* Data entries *
[BEGIN]

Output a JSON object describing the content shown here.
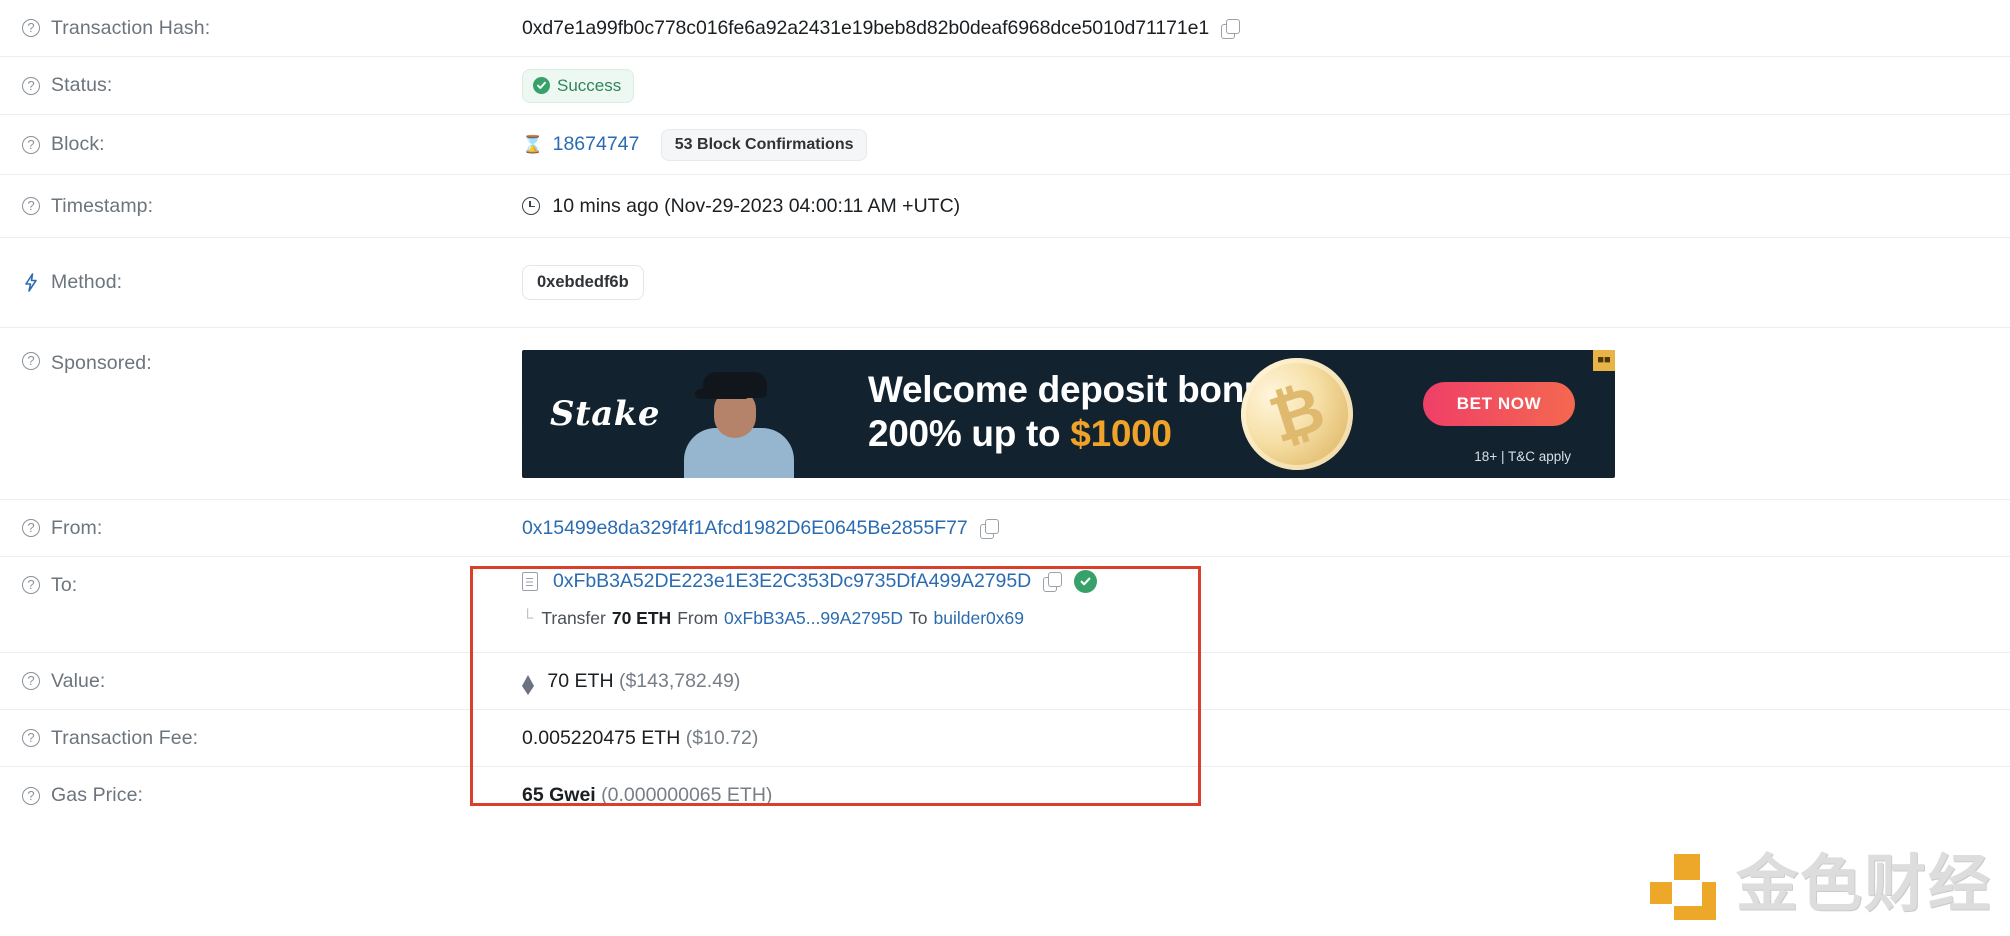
{
  "rows": {
    "transaction_hash": {
      "label": "Transaction Hash:",
      "value": "0xd7e1a99fb0c778c016fe6a92a2431e19beb8d82b0deaf6968dce5010d71171e1"
    },
    "status": {
      "label": "Status:",
      "value": "Success"
    },
    "block": {
      "label": "Block:",
      "value": "18674747",
      "confirmations": "53 Block Confirmations"
    },
    "timestamp": {
      "label": "Timestamp:",
      "value": "10 mins ago (Nov-29-2023 04:00:11 AM +UTC)"
    },
    "method": {
      "label": "Method:",
      "value": "0xebdedf6b"
    },
    "sponsored": {
      "label": "Sponsored:"
    },
    "from": {
      "label": "From:",
      "address": "0x15499e8da329f4f1Afcd1982D6E0645Be2855F77"
    },
    "to": {
      "label": "To:",
      "address": "0xFbB3A52DE223e1E3E2C353Dc9735DfA499A2795D",
      "transfer": {
        "corner": "└",
        "verb": "Transfer",
        "amount": "70 ETH",
        "from_word": "From",
        "from_addr": "0xFbB3A5...99A2795D",
        "to_word": "To",
        "to_name": "builder0x69"
      }
    },
    "value": {
      "label": "Value:",
      "amount": "70 ETH",
      "fiat": "($143,782.49)"
    },
    "transaction_fee": {
      "label": "Transaction Fee:",
      "amount": "0.005220475 ETH",
      "fiat": "($10.72)"
    },
    "gas_price": {
      "label": "Gas Price:",
      "amount": "65 Gwei",
      "eth": "(0.000000065 ETH)"
    }
  },
  "banner": {
    "brand": "Stake",
    "headline_line1": "Welcome deposit bonus",
    "headline_line2_pre": "200% up to ",
    "headline_line2_amount": "$1000",
    "cta": "BET NOW",
    "terms": "18+ | T&C apply",
    "ad_mark": "■■"
  },
  "watermark": {
    "text": "金色财经"
  },
  "colors": {
    "link": "#2b6cb0",
    "success": "#38a169",
    "highlight": "#d9402b",
    "watermark_orange": "#eda41f"
  }
}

[END]

Reproduce each record above by retyping it exactly; omit all images.

* RESPONSE TO THIS TASK *
Output a JSON object describing the content shown here.
{
  "rows": {
    "transaction_hash": {
      "label": "Transaction Hash:",
      "value": "0xd7e1a99fb0c778c016fe6a92a2431e19beb8d82b0deaf6968dce5010d71171e1"
    },
    "status": {
      "label": "Status:",
      "value": "Success"
    },
    "block": {
      "label": "Block:",
      "value": "18674747",
      "confirmations": "53 Block Confirmations"
    },
    "timestamp": {
      "label": "Timestamp:",
      "value": "10 mins ago (Nov-29-2023 04:00:11 AM +UTC)"
    },
    "method": {
      "label": "Method:",
      "value": "0xebdedf6b"
    },
    "sponsored": {
      "label": "Sponsored:"
    },
    "from": {
      "label": "From:",
      "address": "0x15499e8da329f4f1Afcd1982D6E0645Be2855F77"
    },
    "to": {
      "label": "To:",
      "address": "0xFbB3A52DE223e1E3E2C353Dc9735DfA499A2795D",
      "transfer": {
        "corner": "└",
        "verb": "Transfer",
        "amount": "70 ETH",
        "from_word": "From",
        "from_addr": "0xFbB3A5...99A2795D",
        "to_word": "To",
        "to_name": "builder0x69"
      }
    },
    "value": {
      "label": "Value:",
      "amount": "70 ETH",
      "fiat": "($143,782.49)"
    },
    "transaction_fee": {
      "label": "Transaction Fee:",
      "amount": "0.005220475 ETH",
      "fiat": "($10.72)"
    },
    "gas_price": {
      "label": "Gas Price:",
      "amount": "65 Gwei",
      "eth": "(0.000000065 ETH)"
    }
  },
  "banner": {
    "brand": "Stake",
    "headline_line1": "Welcome deposit bonus",
    "headline_line2_pre": "200% up to ",
    "headline_line2_amount": "$1000",
    "cta": "BET NOW",
    "terms": "18+ | T&C apply",
    "ad_mark": "■■"
  },
  "watermark": {
    "text": "金色财经"
  },
  "colors": {
    "link": "#2b6cb0",
    "success": "#38a169",
    "highlight": "#d9402b",
    "watermark_orange": "#eda41f"
  }
}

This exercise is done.